## What to do
Drop every picture and copy exactly the lines from the one with "Read this page and output its text content." through the last line of the listing below.

Saved entries:
▶
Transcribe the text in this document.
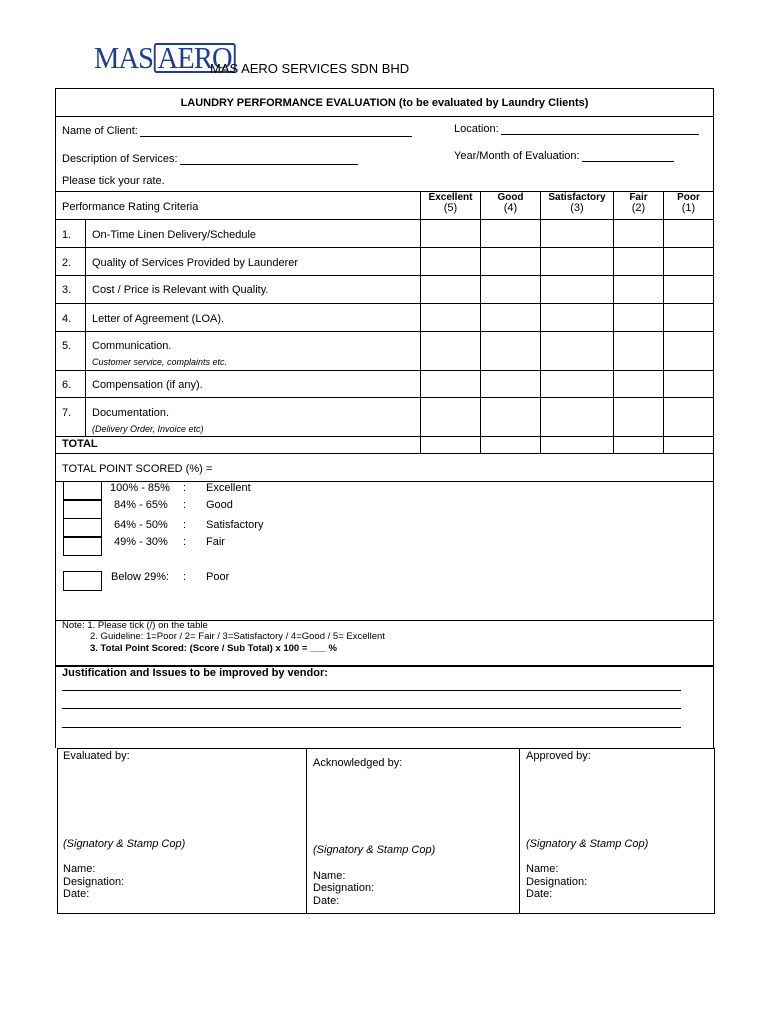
MAS AERO
MAS AERO SERVICES SDN BHD
LAUNDRY PERFORMANCE EVALUATION (to be evaluated by Laundry Clients)
Name of Client:	Location:
Description of Services:	Year/Month of Evaluation:
Please tick your rate.
Performance Rating Criteria
Excellent
(5)
Good
(4)
Satisfactory
(3)
Fair
(2)
Poor
(1)
1. On-Time Linen Delivery/Schedule
2. Quality of Services Provided by Launderer
3. Cost / Price is Relevant with Quality.
4. Letter of Agreement (LOA).
5. Communication.
Customer service, complaints etc.
6. Compensation (if any).
7. Documentation.
(Delivery Order, Invoice etc)
TOTAL
TOTAL POINT SCORED (%) =
100% - 85% : Excellent
84% - 65% : Good
64% - 50% : Satisfactory
49% - 30% : Fair
Below 29%: : Poor
Note: 1. Please tick (/) on the table
2. Guideline: 1=Poor / 2= Fair / 3=Satisfactory / 4=Good / 5= Excellent
3. Total Point Scored: (Score / Sub Total) x 100 = ___ %
Justification and Issues to be improved by vendor:
Evaluated by:
(Signatory & Stamp Cop)
Name:
Designation:
Date:
Acknowledged by:
(Signatory & Stamp Cop)
Name:
Designation:
Date:
Approved by:
(Signatory & Stamp Cop)
Name:
Designation:
Date:
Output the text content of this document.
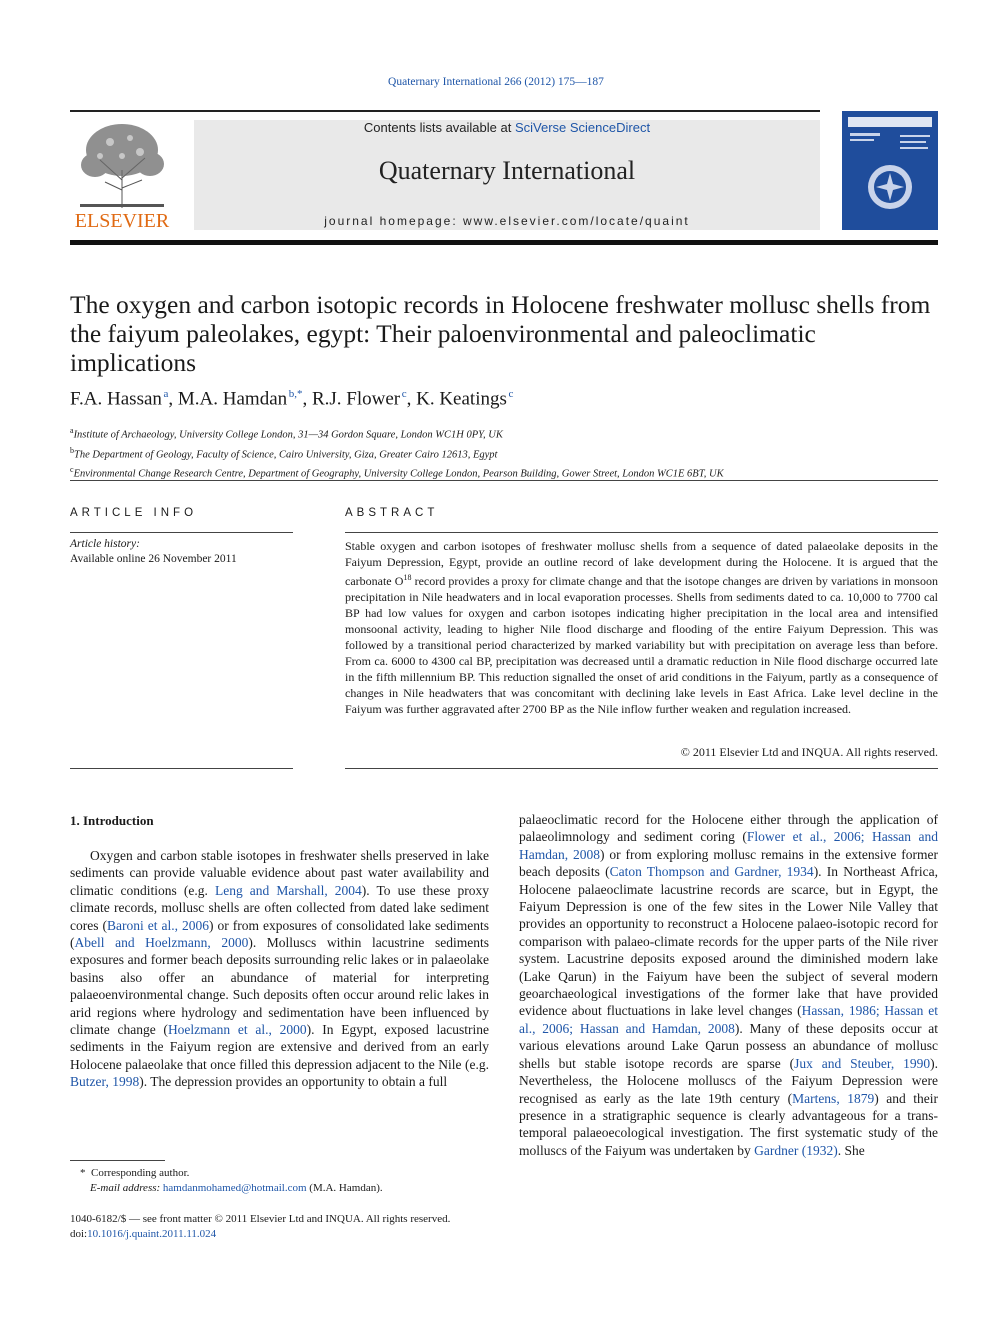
Quaternary International 266 (2012) 175—187
ELSEVIER
Contents lists available at SciVerse ScienceDirect
Quaternary International
journal homepage: www.elsevier.com/locate/quaint
The oxygen and carbon isotopic records in Holocene freshwater mollusc shells from the faiyum paleolakes, egypt: Their paloenvironmental and paleoclimatic implications
F.A. Hassan  $^a$, M.A. Hamdan  $^{b,*}$, R.J. Flower  $^c$, K. Keatings  $^c$
$^a$Institute of Archaeology, University College London, 31—34 Gordon Square, London WC1H 0PY, UK
$^b$The Department of Geology, Faculty of Science, Cairo University, Giza, Greater Cairo 12613, Egypt
$^c$Environmental Change Research Centre, Department of Geography, University College London, Pearson Building, Gower Street, London WC1E 6BT, UK
ARTICLE INFO
Article history:
Available online 26 November 2011
ABSTRACT
Stable oxygen and carbon isotopes of freshwater mollusc shells from a sequence of dated palaeolake deposits in the Faiyum Depression, Egypt, provide an outline record of lake development during the Holocene. It is argued that the carbonate $O^{18}$ record provides a proxy for climate change and that the isotope changes are driven by variations in monsoon precipitation in Nile headwaters and in local evaporation processes. Shells from sediments dated to ca. 10,000 to 7700 cal BP had low values for oxygen and carbon isotopes indicating higher precipitation in the local area and intensified monsoonal activity, leading to higher Nile flood discharge and flooding of the entire Faiyum Depression. This was followed by a transitional period characterized by marked variability but with precipitation on average less than before. From ca. 6000 to 4300 cal BP, precipitation was decreased until a dramatic reduction in Nile flood discharge occurred late in the fifth millennium BP. This reduction signalled the onset of arid conditions in the Faiyum, partly as a consequence of changes in Nile headwaters that was concomitant with declining lake levels in East Africa. Lake level decline in the Faiyum was further aggravated after 2700 BP as the Nile inflow further weaken and regulation increased.
© 2011 Elsevier Ltd and INQUA. All rights reserved.
1. Introduction

Oxygen and carbon stable isotopes in freshwater shells preserved in lake sediments can provide valuable evidence about past water availability and climatic conditions (e.g. Leng and Marshall, 2004). To use these proxy climate records, mollusc shells are often collected from dated lake sediment cores (Baroni et al., 2006) or from exposures of consolidated lake sediments (Abell and Hoelzmann, 2000). Molluscs within lacustrine sediments exposures and former beach deposits surrounding relic lakes or in palaeolake basins also offer an abundance of material for interpreting palaeoenvironmental change. Such deposits often occur around relic lakes in arid regions where hydrology and sedimentation have been influenced by climate change (Hoelzmann et al., 2000). In Egypt, exposed lacustrine sediments in the Faiyum region are extensive and derived from an early Holocene palaeolake that once filled this depression adjacent to the Nile (e.g. Butzer, 1998). The depression provides an opportunity to obtain a full

palaeoclimatic record for the Holocene either through the application of palaeolimnology and sediment coring (Flower et al., 2006; Hassan and Hamdan, 2008) or from exploring mollusc remains in the extensive former beach deposits (Caton Thompson and Gardner, 1934). In Northeast Africa, Holocene palaeoclimate lacustrine records are scarce, but in Egypt, the Faiyum Depression is one of the few sites in the Lower Nile Valley that provides an opportunity to reconstruct a Holocene palaeo-isotopic record for comparison with palaeo-climate records for the upper parts of the Nile river system. Lacustrine deposits exposed around the diminished modern lake (Lake Qarun) in the Faiyum have been the subject of several modern geoarchaeological investigations of the former lake that have provided evidence about fluctuations in lake level changes (Hassan, 1986; Hassan et al., 2006; Hassan and Hamdan, 2008). Many of these deposits occur at various elevations around Lake Qarun possess an abundance of mollusc shells but stable isotope records are sparse (Jux and Steuber, 1990). Nevertheless, the Holocene molluscs of the Faiyum Depression were recognised as early as the late 19th century (Martens, 1879) and their presence in a stratigraphic sequence is clearly advantageous for a trans-temporal palaeoecological investigation. The first systematic study of the molluscs of the Faiyum was undertaken by Gardner (1932). She

* Corresponding author.
E-mail address: hamdanmohamed@hotmail.com (M.A. Hamdan).
1040-6182/$ — see front matter © 2011 Elsevier Ltd and INQUA. All rights reserved.
doi:10.1016/j.quaint.2011.11.024
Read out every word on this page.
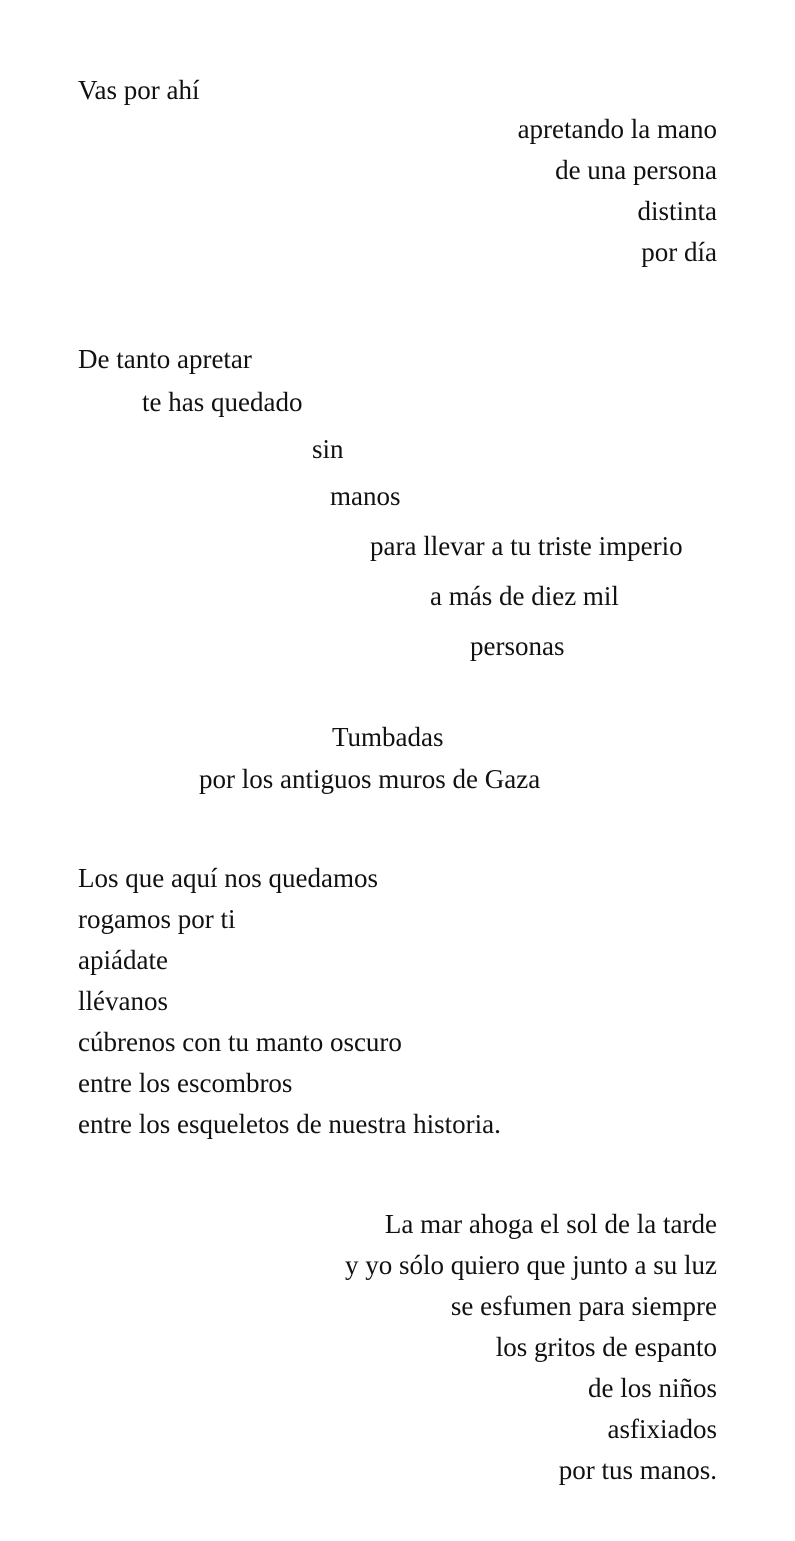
Vas por ahí

apretando la mano

de una persona

distinta

por día

De tanto apretar

te has quedado

sin

manos

para llevar a tu triste imperio

a más de diez mil

personas

Tumbadas

por los antiguos muros de Gaza

Los que aquí nos quedamos

rogamos por ti

apiádate

llévanos

cúbrenos con tu manto oscuro

entre los escombros

entre los esqueletos de nuestra historia.

La mar ahoga el sol de la tarde

y yo sólo quiero que junto a su luz

se esfumen para siempre

los gritos de espanto

de los niños

asfixiados

por tus manos.
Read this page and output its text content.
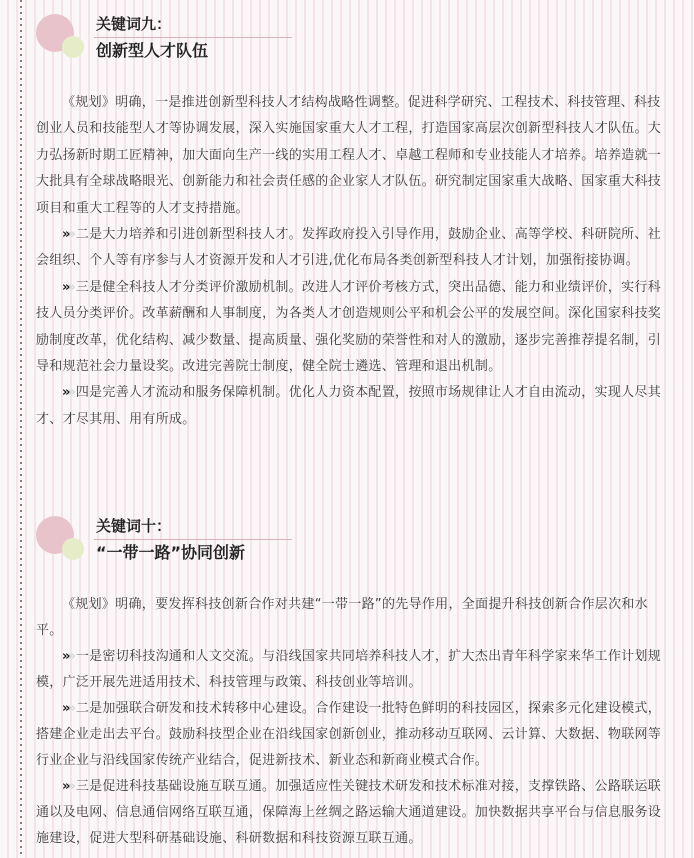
关键词九：
创新型人才队伍

《规划》明确，一是推进创新型科技人才结构战略性调整。促进科学研究、工程技术、科技管理、科技创业人员和技能型人才等协调发展，深入实施国家重大人才工程，打造国家高层次创新型科技人才队伍。大力弘扬新时期工匠精神，加大面向生产一线的实用工程人才、卓越工程师和专业技能人才培养。培养造就一大批具有全球战略眼光、创新能力和社会责任感的企业家人才队伍。研究制定国家重大战略、国家重大科技项目和重大工程等的人才支持措施。

»» 二是大力培养和引进创新型科技人才。发挥政府投入引导作用，鼓励企业、高等学校、科研院所、社会组织、个人等有序参与人才资源开发和人才引进,优化布局各类创新型科技人才计划，加强衔接协调。

»» 三是健全科技人才分类评价激励机制。改进人才评价考核方式，突出品德、能力和业绩评价，实行科技人员分类评价。改革薪酬和人事制度，为各类人才创造规则公平和机会公平的发展空间。深化国家科技奖励制度改革，优化结构、减少数量、提高质量、强化奖励的荣誉性和对人的激励，逐步完善推荐提名制，引导和规范社会力量设奖。改进完善院士制度，健全院士遴选、管理和退出机制。

»» 四是完善人才流动和服务保障机制。优化人力资本配置，按照市场规律让人才自由流动，实现人尽其才、才尽其用、用有所成。

关键词十：
“一带一路”协同创新

《规划》明确，要发挥科技创新合作对共建“一带一路”的先导作用，全面提升科技创新合作层次和水平。

»» 一是密切科技沟通和人文交流。与沿线国家共同培养科技人才，扩大杰出青年科学家来华工作计划规模，广泛开展先进适用技术、科技管理与政策、科技创业等培训。

»» 二是加强联合研发和技术转移中心建设。合作建设一批特色鲜明的科技园区，探索多元化建设模式，搭建企业走出去平台。鼓励科技型企业在沿线国家创新创业，推动移动互联网、云计算、大数据、物联网等行业企业与沿线国家传统产业结合，促进新技术、新业态和新商业模式合作。

»» 三是促进科技基础设施互联互通。加强适应性关键技术研发和技术标准对接，支撑铁路、公路联运联通以及电网、信息通信网络互联互通，保障海上丝绸之路运输大通道建设。加快数据共享平台与信息服务设施建设，促进大型科研基础设施、科研数据和科技资源互联互通。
◀
## Problem solution
Read this page and output its text content.
关键词九：
创新型人才队伍

《规划》明确，一是推进创新型科技人才结构战略性调整。促进科学研究、工程技术、科技管理、科技创业人员和技能型人才等协调发展，深入实施国家重大人才工程，打造国家高层次创新型科技人才队伍。大力弘扬新时期工匠精神，加大面向生产一线的实用工程人才、卓越工程师和专业技能人才培养。培养造就一大批具有全球战略眼光、创新能力和社会责任感的企业家人才队伍。研究制定国家重大战略、国家重大科技项目和重大工程等的人才支持措施。

»» 二是大力培养和引进创新型科技人才。发挥政府投入引导作用，鼓励企业、高等学校、科研院所、社会组织、个人等有序参与人才资源开发和人才引进,优化布局各类创新型科技人才计划，加强衔接协调。

»» 三是健全科技人才分类评价激励机制。改进人才评价考核方式，突出品德、能力和业绩评价，实行科技人员分类评价。改革薪酬和人事制度，为各类人才创造规则公平和机会公平的发展空间。深化国家科技奖励制度改革，优化结构、减少数量、提高质量、强化奖励的荣誉性和对人的激励，逐步完善推荐提名制，引导和规范社会力量设奖。改进完善院士制度，健全院士遴选、管理和退出机制。

»» 四是完善人才流动和服务保障机制。优化人力资本配置，按照市场规律让人才自由流动，实现人尽其才、才尽其用、用有所成。

关键词十：
“一带一路”协同创新

《规划》明确，要发挥科技创新合作对共建“一带一路”的先导作用，全面提升科技创新合作层次和水平。

»» 一是密切科技沟通和人文交流。与沿线国家共同培养科技人才，扩大杰出青年科学家来华工作计划规模，广泛开展先进适用技术、科技管理与政策、科技创业等培训。

»» 二是加强联合研发和技术转移中心建设。合作建设一批特色鲜明的科技园区，探索多元化建设模式，搭建企业走出去平台。鼓励科技型企业在沿线国家创新创业，推动移动互联网、云计算、大数据、物联网等行业企业与沿线国家传统产业结合，促进新技术、新业态和新商业模式合作。

»» 三是促进科技基础设施互联互通。加强适应性关键技术研发和技术标准对接，支撑铁路、公路联运联通以及电网、信息通信网络互联互通，保障海上丝绸之路运输大通道建设。加快数据共享平台与信息服务设施建设，促进大型科研基础设施、科研数据和科技资源互联互通。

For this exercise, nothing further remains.